> **Aim of the task**:
Locate the line that contains "Convert this document image to plain text.". Reproduce it and all following lines up to the end of the material, exactly and with nothing added.

> **Dataset content**:
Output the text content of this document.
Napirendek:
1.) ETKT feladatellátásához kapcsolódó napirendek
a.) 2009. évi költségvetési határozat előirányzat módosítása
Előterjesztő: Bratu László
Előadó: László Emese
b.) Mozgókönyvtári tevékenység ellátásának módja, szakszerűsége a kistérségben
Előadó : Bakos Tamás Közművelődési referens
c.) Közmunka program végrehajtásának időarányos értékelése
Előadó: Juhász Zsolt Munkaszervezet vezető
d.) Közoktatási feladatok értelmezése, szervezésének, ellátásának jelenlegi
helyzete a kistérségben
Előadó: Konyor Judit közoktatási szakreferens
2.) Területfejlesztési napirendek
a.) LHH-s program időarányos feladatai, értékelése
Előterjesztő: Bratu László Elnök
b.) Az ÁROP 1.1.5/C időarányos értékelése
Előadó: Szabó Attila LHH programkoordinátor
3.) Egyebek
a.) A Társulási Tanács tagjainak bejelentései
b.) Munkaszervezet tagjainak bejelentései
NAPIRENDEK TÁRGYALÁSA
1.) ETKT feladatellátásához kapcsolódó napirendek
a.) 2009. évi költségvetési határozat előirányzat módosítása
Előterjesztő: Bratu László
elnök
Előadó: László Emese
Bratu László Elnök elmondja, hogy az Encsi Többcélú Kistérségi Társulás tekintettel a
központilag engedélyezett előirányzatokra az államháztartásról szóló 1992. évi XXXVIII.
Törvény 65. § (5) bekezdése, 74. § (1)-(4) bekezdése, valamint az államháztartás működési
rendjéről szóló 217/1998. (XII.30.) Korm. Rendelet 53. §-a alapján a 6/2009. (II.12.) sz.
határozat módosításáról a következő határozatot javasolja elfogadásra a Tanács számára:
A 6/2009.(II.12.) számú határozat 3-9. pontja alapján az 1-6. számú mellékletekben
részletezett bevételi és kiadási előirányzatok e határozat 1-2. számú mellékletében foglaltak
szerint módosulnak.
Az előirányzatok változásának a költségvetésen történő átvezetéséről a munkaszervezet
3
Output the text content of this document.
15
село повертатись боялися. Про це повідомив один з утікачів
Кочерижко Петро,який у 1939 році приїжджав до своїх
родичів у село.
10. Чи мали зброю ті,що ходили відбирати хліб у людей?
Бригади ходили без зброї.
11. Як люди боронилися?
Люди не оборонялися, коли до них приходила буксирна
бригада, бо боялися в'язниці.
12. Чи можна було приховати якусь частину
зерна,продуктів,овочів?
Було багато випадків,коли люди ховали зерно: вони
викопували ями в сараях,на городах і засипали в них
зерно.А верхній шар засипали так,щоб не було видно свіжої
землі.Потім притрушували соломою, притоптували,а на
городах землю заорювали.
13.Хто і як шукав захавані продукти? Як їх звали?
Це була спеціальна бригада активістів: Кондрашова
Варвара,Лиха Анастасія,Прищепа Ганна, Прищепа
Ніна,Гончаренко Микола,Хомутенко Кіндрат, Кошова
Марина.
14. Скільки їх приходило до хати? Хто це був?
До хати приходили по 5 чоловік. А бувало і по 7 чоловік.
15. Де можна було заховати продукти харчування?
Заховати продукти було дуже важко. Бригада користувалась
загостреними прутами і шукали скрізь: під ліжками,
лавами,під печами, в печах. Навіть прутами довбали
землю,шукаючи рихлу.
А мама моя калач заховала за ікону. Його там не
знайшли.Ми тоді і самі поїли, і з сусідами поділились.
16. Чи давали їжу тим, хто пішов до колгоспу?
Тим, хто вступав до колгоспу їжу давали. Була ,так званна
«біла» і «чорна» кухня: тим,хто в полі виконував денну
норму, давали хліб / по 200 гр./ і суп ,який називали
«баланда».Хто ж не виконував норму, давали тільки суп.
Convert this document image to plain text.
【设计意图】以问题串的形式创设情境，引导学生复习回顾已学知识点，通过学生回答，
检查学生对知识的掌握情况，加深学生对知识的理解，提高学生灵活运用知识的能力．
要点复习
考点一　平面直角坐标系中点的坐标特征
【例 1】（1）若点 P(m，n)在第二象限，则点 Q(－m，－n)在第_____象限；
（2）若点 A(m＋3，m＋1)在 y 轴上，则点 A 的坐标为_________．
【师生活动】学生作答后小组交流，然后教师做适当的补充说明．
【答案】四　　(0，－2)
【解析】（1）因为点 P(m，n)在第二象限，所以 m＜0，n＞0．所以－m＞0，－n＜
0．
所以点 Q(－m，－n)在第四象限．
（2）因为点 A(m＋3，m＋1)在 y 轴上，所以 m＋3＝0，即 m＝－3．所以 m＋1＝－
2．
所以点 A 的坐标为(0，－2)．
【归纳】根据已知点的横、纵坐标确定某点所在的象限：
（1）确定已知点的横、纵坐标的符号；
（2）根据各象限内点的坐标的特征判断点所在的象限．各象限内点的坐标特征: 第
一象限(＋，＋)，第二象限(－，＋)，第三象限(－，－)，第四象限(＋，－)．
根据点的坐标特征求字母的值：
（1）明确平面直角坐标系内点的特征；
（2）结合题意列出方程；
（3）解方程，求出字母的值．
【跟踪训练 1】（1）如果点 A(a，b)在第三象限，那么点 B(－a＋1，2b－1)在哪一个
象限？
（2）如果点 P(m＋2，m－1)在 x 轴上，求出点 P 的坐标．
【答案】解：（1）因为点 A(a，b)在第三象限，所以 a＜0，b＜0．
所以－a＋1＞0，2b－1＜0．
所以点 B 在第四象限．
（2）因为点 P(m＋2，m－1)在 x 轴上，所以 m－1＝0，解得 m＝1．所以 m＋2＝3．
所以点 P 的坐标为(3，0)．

> **Problem solution**:
Convert this document image to plain text.
【设计意图】以问题串的形式创设情境，引导学生复习回顾已学知识点，通过学生回答，
检查学生对知识的掌握情况，加深学生对知识的理解，提高学生灵活运用知识的能力．
要点复习
考点一　平面直角坐标系中点的坐标特征
【例 1】（1）若点 P(m，n)在第二象限，则点 Q(－m，－n)在第_____象限；
（2）若点 A(m＋3，m＋1)在 y 轴上，则点 A 的坐标为_________．
【师生活动】学生作答后小组交流，然后教师做适当的补充说明．
【答案】四　　(0，－2)
【解析】（1）因为点 P(m，n)在第二象限，所以 m＜0，n＞0．所以－m＞0，－n＜
0．
所以点 Q(－m，－n)在第四象限．
（2）因为点 A(m＋3，m＋1)在 y 轴上，所以 m＋3＝0，即 m＝－3．所以 m＋1＝－
2．
所以点 A 的坐标为(0，－2)．
【归纳】根据已知点的横、纵坐标确定某点所在的象限：
（1）确定已知点的横、纵坐标的符号；
（2）根据各象限内点的坐标的特征判断点所在的象限．各象限内点的坐标特征: 第
一象限(＋，＋)，第二象限(－，＋)，第三象限(－，－)，第四象限(＋，－)．
根据点的坐标特征求字母的值：
（1）明确平面直角坐标系内点的特征；
（2）结合题意列出方程；
（3）解方程，求出字母的值．
【跟踪训练 1】（1）如果点 A(a，b)在第三象限，那么点 B(－a＋1，2b－1)在哪一个
象限？
（2）如果点 P(m＋2，m－1)在 x 轴上，求出点 P 的坐标．
【答案】解：（1）因为点 A(a，b)在第三象限，所以 a＜0，b＜0．
所以－a＋1＞0，2b－1＜0．
所以点 B 在第四象限．
（2）因为点 P(m＋2，m－1)在 x 轴上，所以 m－1＝0，解得 m＝1．所以 m＋2＝3．
所以点 P 的坐标为(3，0)．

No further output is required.